DATA SECTION
+---+
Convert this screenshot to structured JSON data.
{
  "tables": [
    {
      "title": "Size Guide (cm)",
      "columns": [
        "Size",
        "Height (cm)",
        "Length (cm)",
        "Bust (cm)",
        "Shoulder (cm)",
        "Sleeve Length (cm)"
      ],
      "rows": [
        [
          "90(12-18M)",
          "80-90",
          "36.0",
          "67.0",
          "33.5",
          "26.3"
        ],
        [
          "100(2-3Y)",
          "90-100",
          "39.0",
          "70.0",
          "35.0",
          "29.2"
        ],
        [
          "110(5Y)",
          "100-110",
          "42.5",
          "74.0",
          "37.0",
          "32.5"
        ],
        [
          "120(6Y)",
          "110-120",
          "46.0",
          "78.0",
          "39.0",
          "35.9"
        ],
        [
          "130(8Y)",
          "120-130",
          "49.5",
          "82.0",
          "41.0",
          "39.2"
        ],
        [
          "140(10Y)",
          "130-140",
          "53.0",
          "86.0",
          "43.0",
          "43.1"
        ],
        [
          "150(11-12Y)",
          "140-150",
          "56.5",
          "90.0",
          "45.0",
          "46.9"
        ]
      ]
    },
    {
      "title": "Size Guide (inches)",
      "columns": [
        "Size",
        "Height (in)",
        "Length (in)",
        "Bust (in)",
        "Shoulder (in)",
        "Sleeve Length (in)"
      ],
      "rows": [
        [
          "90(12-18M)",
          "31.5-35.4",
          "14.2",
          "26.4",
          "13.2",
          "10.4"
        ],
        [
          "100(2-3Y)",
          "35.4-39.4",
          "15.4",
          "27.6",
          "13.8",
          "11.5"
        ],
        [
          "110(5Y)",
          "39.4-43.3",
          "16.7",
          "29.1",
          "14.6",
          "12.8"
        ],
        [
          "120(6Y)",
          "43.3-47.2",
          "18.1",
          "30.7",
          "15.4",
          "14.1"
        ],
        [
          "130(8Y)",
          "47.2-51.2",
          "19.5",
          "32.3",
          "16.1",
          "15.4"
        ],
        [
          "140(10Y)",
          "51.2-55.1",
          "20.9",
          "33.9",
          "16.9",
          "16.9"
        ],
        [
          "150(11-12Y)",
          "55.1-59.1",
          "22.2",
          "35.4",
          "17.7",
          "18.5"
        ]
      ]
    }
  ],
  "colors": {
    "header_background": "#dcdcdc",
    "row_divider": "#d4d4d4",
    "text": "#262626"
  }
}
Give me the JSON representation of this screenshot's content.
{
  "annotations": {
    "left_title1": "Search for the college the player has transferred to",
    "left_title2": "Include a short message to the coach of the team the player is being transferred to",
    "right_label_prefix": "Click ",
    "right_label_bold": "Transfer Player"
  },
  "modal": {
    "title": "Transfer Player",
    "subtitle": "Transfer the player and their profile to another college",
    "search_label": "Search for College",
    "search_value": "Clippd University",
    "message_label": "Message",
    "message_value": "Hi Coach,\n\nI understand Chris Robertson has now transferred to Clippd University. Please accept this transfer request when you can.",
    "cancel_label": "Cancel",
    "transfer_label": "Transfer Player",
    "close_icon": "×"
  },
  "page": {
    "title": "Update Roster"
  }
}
+---+
TO BE DONE
Collect each line of the entries that has the word "Size", copying it in full.

ANSWER BELOW
      "title": "Size Guide (cm)",
        "Size",
      "title": "Size Guide (inches)",
        "Size",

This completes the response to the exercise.